## INFORMATION GIVEN
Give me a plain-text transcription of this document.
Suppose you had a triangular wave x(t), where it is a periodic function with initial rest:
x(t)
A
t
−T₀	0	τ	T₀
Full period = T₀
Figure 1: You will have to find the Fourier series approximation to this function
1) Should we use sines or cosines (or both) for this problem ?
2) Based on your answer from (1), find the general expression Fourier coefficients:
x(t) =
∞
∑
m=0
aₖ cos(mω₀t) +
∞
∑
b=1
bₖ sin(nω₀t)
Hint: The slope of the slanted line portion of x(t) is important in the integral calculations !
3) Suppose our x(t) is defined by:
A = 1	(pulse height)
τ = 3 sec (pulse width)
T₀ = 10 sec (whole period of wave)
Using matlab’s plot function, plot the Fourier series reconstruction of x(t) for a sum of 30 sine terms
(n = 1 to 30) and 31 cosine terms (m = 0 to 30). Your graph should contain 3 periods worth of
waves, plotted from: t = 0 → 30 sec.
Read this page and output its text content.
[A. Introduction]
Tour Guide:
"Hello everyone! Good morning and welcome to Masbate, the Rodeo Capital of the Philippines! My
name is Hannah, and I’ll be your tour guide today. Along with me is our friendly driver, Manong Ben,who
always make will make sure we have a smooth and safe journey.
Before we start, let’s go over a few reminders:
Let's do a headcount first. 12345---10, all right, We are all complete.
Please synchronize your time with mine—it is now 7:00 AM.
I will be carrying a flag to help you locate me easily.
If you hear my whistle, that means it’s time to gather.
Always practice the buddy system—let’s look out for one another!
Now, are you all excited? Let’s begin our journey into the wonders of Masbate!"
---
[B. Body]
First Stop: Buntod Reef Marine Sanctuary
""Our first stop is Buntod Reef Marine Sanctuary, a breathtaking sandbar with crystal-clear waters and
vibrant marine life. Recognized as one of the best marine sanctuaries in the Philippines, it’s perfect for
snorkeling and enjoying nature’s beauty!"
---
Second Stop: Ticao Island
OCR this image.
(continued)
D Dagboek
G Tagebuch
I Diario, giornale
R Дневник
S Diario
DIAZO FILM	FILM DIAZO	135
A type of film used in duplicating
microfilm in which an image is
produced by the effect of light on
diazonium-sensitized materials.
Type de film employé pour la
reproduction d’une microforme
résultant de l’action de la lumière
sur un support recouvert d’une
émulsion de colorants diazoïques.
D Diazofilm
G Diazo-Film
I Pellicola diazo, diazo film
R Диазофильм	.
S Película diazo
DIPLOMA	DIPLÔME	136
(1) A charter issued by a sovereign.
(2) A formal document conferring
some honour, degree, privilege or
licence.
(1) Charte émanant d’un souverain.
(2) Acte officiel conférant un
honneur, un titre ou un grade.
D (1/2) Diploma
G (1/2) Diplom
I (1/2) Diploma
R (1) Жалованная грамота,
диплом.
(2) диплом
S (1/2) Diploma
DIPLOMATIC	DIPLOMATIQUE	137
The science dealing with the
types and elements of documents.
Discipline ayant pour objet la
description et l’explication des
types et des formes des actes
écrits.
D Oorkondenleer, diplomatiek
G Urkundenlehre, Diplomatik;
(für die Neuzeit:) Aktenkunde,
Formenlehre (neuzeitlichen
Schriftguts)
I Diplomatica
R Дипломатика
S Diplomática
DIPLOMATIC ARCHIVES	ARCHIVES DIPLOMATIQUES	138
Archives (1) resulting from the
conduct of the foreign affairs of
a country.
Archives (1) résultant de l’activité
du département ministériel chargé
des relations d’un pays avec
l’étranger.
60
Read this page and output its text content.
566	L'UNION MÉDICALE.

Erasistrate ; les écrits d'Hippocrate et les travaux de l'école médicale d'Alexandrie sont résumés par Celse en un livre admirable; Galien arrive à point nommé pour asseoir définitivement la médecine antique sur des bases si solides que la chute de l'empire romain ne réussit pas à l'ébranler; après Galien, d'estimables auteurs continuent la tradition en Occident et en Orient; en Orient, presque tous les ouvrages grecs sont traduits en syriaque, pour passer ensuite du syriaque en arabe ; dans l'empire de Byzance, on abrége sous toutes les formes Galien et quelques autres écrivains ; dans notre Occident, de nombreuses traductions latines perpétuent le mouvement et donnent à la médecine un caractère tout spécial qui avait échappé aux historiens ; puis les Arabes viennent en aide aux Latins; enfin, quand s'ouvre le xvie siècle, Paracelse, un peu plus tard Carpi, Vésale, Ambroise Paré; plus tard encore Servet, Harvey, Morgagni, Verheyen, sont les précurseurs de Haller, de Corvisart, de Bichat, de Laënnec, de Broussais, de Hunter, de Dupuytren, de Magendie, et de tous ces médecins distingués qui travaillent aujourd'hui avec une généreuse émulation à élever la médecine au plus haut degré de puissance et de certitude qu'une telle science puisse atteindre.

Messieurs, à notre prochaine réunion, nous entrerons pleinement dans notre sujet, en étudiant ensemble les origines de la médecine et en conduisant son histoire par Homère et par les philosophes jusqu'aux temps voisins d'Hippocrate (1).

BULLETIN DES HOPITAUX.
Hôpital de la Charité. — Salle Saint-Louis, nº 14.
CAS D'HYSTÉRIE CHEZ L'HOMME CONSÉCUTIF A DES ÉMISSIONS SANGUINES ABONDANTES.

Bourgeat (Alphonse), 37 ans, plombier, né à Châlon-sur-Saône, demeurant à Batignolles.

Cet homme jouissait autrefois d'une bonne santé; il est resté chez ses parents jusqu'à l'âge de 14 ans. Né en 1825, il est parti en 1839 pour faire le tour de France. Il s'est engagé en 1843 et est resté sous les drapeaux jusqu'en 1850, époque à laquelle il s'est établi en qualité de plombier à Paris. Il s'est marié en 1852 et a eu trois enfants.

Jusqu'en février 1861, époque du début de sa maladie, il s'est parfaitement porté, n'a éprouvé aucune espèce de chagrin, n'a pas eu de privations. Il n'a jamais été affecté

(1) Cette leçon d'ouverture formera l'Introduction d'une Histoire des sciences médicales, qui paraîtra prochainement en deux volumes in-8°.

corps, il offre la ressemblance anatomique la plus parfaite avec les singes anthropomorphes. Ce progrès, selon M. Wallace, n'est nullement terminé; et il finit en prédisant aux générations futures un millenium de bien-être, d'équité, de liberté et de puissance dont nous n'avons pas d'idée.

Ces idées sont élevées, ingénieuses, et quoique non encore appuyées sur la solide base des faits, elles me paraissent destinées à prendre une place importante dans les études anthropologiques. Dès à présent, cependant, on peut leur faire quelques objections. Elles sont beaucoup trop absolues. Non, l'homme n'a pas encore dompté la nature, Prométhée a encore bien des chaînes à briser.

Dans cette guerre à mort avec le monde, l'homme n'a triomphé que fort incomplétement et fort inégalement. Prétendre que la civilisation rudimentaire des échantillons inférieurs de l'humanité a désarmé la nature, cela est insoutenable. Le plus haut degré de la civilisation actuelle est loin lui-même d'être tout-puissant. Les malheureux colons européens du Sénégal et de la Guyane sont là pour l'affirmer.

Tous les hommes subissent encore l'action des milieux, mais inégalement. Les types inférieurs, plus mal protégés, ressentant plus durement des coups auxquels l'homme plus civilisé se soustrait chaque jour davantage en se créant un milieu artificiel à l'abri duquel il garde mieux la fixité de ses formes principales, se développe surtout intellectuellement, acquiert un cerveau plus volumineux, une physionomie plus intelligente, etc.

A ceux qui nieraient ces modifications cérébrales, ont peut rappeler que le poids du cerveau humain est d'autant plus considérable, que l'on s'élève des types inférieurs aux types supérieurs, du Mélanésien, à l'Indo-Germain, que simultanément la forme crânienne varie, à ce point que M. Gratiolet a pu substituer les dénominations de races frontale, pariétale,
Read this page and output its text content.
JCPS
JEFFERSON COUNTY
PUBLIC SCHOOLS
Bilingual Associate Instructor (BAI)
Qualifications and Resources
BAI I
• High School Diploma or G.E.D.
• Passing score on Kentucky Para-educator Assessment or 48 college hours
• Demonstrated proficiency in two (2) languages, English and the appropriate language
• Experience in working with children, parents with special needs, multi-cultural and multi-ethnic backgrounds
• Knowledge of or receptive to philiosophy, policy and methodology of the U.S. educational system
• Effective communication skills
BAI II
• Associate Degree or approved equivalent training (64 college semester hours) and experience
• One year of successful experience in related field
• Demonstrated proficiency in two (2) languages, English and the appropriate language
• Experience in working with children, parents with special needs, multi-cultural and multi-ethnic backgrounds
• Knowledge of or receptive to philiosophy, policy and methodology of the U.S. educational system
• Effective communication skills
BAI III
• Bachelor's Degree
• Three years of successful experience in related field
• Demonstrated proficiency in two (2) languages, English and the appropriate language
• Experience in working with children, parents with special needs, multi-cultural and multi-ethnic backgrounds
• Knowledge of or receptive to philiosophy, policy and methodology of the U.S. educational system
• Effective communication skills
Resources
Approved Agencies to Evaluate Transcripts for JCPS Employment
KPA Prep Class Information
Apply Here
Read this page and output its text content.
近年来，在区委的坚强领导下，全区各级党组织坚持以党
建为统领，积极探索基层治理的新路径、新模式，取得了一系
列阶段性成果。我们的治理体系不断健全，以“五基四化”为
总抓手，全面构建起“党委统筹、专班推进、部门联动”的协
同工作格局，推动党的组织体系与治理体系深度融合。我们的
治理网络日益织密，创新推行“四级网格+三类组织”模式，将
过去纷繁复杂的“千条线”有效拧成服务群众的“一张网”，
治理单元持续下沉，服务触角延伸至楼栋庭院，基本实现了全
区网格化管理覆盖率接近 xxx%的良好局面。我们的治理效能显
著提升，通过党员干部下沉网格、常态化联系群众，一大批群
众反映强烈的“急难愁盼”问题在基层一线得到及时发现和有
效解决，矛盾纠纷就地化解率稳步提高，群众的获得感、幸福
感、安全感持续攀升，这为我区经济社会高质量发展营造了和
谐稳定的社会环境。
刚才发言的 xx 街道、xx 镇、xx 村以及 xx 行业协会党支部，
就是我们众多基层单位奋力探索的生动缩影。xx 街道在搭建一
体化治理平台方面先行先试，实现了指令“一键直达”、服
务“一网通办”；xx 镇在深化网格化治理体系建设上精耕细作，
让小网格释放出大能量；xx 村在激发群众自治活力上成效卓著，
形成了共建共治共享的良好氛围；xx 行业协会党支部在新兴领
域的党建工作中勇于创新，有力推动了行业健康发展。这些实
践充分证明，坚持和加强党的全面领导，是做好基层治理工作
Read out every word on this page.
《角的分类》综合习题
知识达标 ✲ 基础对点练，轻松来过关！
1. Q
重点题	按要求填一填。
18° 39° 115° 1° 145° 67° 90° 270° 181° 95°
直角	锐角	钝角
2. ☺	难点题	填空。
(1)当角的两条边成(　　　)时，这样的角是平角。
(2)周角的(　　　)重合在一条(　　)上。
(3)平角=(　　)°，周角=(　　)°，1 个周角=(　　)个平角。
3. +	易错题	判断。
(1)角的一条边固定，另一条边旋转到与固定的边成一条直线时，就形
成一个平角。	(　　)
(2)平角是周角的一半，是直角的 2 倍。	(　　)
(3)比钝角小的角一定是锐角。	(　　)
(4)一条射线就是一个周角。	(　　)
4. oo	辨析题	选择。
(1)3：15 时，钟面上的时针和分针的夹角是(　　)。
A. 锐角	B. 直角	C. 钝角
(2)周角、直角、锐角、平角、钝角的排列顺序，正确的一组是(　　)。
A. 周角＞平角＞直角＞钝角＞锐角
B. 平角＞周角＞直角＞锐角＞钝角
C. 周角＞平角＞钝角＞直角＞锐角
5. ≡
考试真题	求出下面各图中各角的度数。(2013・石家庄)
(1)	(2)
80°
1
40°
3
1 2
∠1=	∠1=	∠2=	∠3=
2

## WHAT YOU ARE ASKED TO DO
Return all lines containing "college".

## FULL OUTPUT
• Passing score on Kentucky Para-educator Assessment or 48 college hours
• Associate Degree or approved equivalent training (64 college semester hours) and experience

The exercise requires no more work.